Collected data
* Begin *

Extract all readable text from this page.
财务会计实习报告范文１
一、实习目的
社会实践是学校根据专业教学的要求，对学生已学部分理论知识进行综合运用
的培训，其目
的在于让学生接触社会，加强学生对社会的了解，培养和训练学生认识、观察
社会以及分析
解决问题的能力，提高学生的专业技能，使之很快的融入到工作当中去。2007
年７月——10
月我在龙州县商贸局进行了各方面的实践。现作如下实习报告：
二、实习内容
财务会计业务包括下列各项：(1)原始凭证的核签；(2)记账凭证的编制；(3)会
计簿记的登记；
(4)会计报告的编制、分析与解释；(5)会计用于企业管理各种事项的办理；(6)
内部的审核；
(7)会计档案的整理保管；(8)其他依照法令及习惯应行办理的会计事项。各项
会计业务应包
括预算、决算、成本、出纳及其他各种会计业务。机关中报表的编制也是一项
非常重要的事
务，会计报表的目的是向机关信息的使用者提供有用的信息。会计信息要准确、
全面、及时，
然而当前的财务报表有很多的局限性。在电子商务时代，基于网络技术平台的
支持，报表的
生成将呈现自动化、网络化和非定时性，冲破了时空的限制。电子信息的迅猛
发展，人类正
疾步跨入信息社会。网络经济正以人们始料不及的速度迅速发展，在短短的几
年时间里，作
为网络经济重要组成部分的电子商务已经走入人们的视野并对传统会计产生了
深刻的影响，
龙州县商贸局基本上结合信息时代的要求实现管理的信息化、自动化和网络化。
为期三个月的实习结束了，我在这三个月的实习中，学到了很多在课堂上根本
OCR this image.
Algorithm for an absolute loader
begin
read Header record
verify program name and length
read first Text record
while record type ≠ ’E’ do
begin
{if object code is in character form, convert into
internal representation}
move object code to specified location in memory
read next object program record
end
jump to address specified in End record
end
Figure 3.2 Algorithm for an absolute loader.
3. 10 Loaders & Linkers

* End *

= PROBLEM REQUIREMENTS =
Set down only these lines, exactly: the line containing "OCR this image." and each line after it, through the end of the listing.

= THE ANSWER =
OCR this image.
Algorithm for an absolute loader
begin
read Header record
verify program name and length
read first Text record
while record type ≠ ’E’ do
begin
{if object code is in character form, convert into
internal representation}
move object code to specified location in memory
read next object program record
end
jump to address specified in End record
end
Figure 3.2 Algorithm for an absolute loader.
3. 10 Loaders & Linkers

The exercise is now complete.